Given information:
────

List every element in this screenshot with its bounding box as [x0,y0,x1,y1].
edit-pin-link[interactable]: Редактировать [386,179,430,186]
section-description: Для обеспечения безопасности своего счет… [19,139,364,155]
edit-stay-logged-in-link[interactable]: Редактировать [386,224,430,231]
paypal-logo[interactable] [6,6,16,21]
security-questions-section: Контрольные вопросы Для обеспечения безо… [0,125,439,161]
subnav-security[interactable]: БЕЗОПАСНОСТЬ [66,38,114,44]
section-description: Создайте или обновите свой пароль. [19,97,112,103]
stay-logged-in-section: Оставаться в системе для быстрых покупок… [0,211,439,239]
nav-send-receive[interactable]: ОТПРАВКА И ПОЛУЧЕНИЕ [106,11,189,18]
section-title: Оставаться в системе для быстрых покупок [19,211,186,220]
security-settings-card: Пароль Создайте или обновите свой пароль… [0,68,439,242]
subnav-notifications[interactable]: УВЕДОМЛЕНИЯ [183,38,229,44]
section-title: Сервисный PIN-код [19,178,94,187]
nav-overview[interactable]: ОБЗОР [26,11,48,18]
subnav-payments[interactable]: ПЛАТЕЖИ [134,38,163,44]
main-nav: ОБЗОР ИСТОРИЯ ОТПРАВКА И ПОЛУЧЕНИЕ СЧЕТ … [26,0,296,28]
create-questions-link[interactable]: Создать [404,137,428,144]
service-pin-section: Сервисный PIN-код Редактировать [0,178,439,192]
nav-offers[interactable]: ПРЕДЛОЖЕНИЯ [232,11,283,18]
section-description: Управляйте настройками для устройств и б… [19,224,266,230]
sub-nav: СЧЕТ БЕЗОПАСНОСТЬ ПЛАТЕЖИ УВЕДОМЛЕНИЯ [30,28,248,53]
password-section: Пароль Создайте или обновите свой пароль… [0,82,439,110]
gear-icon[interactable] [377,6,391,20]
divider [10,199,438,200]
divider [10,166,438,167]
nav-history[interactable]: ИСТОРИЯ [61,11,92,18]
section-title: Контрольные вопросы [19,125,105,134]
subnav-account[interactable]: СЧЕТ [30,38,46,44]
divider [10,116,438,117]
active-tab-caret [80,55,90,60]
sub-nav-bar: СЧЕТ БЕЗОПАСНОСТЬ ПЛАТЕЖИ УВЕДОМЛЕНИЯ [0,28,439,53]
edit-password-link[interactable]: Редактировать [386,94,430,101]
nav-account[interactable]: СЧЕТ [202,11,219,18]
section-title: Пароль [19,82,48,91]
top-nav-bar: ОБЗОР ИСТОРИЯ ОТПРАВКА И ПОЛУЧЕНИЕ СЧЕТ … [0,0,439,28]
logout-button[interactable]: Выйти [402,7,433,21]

────

Your task: Return all of the lines above without changing a single character.

Reply to the task:
List every element in this screenshot with its bounding box as [x0,y0,x1,y1].
edit-pin-link[interactable]: Редактировать [386,179,430,186]
section-description: Для обеспечения безопасности своего счет… [19,139,364,155]
edit-stay-logged-in-link[interactable]: Редактировать [386,224,430,231]
paypal-logo[interactable] [6,6,16,21]
security-questions-section: Контрольные вопросы Для обеспечения безо… [0,125,439,161]
subnav-security[interactable]: БЕЗОПАСНОСТЬ [66,38,114,44]
section-description: Создайте или обновите свой пароль. [19,97,112,103]
stay-logged-in-section: Оставаться в системе для быстрых покупок… [0,211,439,239]
nav-send-receive[interactable]: ОТПРАВКА И ПОЛУЧЕНИЕ [106,11,189,18]
section-title: Оставаться в системе для быстрых покупок [19,211,186,220]
security-settings-card: Пароль Создайте или обновите свой пароль… [0,68,439,242]
subnav-notifications[interactable]: УВЕДОМЛЕНИЯ [183,38,229,44]
section-title: Сервисный PIN-код [19,178,94,187]
nav-overview[interactable]: ОБЗОР [26,11,48,18]
subnav-payments[interactable]: ПЛАТЕЖИ [134,38,163,44]
main-nav: ОБЗОР ИСТОРИЯ ОТПРАВКА И ПОЛУЧЕНИЕ СЧЕТ … [26,0,296,28]
create-questions-link[interactable]: Создать [404,137,428,144]
service-pin-section: Сервисный PIN-код Редактировать [0,178,439,192]
nav-offers[interactable]: ПРЕДЛОЖЕНИЯ [232,11,283,18]
section-description: Управляйте настройками для устройств и б… [19,224,266,230]
sub-nav: СЧЕТ БЕЗОПАСНОСТЬ ПЛАТЕЖИ УВЕДОМЛЕНИЯ [30,28,248,53]
password-section: Пароль Создайте или обновите свой пароль… [0,82,439,110]
gear-icon[interactable] [377,6,391,20]
divider [10,199,438,200]
divider [10,166,438,167]
nav-history[interactable]: ИСТОРИЯ [61,11,92,18]
section-title: Контрольные вопросы [19,125,105,134]
subnav-account[interactable]: СЧЕТ [30,38,46,44]
divider [10,116,438,117]
active-tab-caret [80,55,90,60]
sub-nav-bar: СЧЕТ БЕЗОПАСНОСТЬ ПЛАТЕЖИ УВЕДОМЛЕНИЯ [0,28,439,53]
edit-password-link[interactable]: Редактировать [386,94,430,101]
nav-account[interactable]: СЧЕТ [202,11,219,18]
section-title: Пароль [19,82,48,91]
top-nav-bar: ОБЗОР ИСТОРИЯ ОТПРАВКА И ПОЛУЧЕНИЕ СЧЕТ … [0,0,439,28]
logout-button[interactable]: Выйти [402,7,433,21]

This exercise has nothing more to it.